## Aim of the exercise
Locate every line in the records below that holds the word "ntetrahydrofuran" and return each one.

[Stored data]
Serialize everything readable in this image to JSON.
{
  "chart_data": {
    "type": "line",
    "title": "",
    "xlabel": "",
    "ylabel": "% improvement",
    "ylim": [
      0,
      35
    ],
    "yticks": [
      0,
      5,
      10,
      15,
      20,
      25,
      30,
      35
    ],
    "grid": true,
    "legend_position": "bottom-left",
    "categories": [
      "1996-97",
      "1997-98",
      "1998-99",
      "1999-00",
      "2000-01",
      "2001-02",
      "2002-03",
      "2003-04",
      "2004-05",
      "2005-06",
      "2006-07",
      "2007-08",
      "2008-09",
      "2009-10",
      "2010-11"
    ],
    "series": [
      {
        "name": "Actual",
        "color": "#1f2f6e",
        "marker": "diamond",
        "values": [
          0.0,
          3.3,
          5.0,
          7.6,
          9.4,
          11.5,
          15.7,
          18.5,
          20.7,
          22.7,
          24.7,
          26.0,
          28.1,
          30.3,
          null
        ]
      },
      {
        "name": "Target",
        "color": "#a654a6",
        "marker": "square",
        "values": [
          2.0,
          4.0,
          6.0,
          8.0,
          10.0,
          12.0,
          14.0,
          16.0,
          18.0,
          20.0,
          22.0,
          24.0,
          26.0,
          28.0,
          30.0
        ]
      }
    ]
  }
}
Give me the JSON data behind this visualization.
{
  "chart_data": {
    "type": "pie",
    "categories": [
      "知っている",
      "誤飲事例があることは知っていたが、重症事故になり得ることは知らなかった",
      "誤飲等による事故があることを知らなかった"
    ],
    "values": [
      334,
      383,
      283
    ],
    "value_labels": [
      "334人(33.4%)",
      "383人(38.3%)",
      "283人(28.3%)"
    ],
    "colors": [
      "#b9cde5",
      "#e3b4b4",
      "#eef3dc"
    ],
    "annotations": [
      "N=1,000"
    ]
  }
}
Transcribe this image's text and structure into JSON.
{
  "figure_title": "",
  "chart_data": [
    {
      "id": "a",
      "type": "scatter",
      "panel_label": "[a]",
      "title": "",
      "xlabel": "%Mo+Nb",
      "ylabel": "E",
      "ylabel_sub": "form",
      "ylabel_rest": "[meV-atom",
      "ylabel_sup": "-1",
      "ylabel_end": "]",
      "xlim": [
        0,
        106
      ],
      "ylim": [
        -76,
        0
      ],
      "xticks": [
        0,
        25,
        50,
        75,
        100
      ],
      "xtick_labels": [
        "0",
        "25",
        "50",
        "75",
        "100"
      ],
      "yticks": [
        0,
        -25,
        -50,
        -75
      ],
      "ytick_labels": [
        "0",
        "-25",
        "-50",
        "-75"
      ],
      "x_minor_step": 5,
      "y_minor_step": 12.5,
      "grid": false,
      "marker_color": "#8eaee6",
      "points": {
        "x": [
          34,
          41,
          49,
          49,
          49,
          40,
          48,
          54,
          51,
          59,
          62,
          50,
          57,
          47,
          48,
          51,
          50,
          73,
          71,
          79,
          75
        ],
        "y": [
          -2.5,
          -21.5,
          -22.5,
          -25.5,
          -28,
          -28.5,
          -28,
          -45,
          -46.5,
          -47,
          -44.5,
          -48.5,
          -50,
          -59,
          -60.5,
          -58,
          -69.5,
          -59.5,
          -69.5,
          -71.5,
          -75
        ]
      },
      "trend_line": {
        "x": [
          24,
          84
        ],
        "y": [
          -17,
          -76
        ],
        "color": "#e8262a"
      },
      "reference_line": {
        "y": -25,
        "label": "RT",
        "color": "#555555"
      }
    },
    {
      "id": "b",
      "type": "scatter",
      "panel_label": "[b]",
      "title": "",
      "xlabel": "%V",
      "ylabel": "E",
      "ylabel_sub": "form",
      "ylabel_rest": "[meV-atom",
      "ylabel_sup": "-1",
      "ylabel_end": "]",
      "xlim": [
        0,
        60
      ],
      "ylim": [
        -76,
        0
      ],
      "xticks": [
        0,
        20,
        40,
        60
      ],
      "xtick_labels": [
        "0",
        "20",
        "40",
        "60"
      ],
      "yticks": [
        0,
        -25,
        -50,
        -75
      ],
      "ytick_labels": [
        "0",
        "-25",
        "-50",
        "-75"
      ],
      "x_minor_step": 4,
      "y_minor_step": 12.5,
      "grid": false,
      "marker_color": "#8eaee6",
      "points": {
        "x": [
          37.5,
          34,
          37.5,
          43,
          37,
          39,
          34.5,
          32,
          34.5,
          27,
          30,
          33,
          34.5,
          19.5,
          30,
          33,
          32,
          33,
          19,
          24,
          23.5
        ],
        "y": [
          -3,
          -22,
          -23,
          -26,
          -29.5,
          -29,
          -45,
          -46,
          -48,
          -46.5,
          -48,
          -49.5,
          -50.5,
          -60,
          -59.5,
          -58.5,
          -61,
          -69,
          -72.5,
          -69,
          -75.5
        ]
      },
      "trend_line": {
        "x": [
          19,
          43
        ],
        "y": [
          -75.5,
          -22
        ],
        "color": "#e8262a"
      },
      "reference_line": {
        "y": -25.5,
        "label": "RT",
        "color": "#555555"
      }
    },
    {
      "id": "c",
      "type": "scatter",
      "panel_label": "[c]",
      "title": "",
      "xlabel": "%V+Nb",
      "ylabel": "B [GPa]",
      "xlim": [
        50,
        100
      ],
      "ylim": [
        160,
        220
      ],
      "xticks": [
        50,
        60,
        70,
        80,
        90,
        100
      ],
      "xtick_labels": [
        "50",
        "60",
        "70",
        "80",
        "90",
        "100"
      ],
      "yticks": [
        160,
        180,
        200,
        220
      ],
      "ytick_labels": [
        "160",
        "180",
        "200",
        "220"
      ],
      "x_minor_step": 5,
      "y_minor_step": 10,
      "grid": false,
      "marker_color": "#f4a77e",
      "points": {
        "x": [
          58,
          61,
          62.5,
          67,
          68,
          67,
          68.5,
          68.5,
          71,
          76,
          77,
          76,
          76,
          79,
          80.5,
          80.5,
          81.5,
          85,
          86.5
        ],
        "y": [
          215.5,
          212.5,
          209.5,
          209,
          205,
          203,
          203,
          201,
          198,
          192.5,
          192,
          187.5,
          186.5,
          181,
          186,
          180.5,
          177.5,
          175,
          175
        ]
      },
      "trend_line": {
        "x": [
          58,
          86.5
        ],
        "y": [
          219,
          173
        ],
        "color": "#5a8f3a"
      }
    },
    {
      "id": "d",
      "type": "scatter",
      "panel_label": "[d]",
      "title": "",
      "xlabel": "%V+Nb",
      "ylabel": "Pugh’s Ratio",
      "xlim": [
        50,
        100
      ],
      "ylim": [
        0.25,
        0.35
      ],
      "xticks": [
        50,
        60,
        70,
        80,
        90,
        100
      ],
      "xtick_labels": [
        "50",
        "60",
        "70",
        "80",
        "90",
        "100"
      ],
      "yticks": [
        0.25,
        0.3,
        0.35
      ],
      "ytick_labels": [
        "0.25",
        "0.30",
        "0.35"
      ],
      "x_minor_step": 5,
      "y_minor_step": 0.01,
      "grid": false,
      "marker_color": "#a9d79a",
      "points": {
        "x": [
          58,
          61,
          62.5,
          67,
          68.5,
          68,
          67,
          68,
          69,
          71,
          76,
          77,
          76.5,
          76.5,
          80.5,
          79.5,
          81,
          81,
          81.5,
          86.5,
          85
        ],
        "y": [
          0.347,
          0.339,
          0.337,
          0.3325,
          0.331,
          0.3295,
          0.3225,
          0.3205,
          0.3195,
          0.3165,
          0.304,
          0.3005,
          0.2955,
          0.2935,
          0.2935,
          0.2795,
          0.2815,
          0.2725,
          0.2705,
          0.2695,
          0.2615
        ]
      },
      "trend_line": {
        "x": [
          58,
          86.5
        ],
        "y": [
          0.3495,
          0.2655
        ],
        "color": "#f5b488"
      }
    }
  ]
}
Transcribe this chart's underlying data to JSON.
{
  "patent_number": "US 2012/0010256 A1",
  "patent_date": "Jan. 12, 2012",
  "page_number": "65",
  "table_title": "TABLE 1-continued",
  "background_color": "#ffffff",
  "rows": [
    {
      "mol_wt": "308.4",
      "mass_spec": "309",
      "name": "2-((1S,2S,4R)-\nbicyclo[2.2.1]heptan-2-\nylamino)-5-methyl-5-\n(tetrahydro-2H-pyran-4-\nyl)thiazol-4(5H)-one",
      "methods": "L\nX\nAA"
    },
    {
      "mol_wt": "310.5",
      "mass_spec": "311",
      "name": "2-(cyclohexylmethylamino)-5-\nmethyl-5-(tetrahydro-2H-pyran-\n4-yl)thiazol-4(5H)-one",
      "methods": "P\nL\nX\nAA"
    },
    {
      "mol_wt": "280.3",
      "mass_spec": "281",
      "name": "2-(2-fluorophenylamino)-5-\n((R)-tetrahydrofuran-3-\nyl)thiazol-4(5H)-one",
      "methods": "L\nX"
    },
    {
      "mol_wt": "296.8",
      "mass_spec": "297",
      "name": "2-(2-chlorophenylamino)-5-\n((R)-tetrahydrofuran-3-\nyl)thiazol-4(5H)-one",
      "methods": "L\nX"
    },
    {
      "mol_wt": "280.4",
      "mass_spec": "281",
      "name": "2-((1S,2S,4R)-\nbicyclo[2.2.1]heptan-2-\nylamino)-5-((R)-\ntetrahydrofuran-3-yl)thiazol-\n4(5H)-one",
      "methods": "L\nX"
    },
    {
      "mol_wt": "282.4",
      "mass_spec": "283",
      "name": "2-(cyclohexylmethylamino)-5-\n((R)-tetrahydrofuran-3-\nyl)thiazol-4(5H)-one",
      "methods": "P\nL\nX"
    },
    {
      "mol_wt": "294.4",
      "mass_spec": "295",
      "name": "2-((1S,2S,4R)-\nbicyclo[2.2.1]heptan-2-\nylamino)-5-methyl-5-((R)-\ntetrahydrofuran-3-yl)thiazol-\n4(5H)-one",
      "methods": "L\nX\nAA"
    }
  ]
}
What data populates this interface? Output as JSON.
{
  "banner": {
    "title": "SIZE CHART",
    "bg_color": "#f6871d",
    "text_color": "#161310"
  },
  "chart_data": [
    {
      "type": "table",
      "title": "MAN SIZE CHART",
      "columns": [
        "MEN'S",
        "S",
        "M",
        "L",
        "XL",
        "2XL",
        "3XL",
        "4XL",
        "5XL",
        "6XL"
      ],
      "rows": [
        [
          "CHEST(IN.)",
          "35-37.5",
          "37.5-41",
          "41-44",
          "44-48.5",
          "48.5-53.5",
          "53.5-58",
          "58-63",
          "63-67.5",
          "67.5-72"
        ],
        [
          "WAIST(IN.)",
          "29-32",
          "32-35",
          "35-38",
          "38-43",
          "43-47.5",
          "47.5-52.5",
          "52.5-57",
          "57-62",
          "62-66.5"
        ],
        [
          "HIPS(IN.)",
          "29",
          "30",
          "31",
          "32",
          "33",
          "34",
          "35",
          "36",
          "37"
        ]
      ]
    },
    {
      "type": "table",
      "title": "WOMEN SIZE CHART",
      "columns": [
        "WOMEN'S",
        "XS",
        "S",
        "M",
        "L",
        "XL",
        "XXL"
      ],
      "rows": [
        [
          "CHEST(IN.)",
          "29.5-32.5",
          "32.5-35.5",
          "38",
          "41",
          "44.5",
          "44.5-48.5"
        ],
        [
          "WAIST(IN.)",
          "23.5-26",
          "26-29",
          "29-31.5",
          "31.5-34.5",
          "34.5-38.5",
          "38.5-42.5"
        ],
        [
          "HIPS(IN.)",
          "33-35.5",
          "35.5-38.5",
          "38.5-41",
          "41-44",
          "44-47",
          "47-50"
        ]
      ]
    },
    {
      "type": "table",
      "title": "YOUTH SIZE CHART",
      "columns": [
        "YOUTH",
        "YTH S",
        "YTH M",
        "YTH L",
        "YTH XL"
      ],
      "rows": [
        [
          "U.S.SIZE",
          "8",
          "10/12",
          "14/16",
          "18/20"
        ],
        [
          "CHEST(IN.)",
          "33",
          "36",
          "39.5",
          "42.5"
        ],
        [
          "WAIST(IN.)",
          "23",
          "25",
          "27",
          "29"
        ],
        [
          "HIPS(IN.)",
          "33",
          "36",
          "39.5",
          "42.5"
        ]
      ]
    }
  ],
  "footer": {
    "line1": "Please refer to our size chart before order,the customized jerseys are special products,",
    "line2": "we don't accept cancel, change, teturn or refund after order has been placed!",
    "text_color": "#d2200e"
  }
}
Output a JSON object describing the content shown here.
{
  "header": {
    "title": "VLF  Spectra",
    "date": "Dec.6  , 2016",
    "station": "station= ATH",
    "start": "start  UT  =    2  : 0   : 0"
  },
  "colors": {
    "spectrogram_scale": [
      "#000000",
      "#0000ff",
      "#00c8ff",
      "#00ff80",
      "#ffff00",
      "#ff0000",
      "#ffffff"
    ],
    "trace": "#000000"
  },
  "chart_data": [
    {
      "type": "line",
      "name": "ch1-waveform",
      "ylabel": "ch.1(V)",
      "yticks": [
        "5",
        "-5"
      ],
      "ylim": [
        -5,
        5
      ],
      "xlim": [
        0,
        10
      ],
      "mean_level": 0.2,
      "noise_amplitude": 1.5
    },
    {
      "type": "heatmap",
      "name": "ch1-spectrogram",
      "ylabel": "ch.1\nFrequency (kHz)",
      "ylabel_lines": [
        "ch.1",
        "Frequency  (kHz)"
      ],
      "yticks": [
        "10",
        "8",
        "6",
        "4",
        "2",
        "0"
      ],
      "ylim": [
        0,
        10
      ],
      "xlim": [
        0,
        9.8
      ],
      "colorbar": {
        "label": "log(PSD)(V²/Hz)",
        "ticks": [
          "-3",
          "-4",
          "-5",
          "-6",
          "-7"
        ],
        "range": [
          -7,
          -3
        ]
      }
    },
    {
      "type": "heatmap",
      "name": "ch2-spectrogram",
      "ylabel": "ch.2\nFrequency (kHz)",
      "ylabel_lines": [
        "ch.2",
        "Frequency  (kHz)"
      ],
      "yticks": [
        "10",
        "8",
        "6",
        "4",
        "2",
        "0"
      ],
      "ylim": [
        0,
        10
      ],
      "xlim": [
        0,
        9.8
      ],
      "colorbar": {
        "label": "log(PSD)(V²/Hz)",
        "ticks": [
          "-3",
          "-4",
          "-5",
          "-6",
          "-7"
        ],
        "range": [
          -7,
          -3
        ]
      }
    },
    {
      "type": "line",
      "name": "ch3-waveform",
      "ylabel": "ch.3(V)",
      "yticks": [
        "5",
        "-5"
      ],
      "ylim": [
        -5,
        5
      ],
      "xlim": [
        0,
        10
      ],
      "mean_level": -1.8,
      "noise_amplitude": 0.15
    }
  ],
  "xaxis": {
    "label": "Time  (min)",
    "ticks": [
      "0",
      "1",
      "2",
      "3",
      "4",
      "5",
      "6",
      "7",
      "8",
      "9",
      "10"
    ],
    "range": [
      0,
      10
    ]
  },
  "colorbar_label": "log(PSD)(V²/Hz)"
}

## Output of the task
      "name": "2-((1S,2S,4R)-\nbicyclo[2.2.1]heptan-2-\nylamino)-5-((R)-\ntetrahydrofuran-3-yl)thiazol-\n4(5H)-one",
      "name": "2-((1S,2S,4R)-\nbicyclo[2.2.1]heptan-2-\nylamino)-5-methyl-5-((R)-\ntetrahydrofuran-3-yl)thiazol-\n4(5H)-one",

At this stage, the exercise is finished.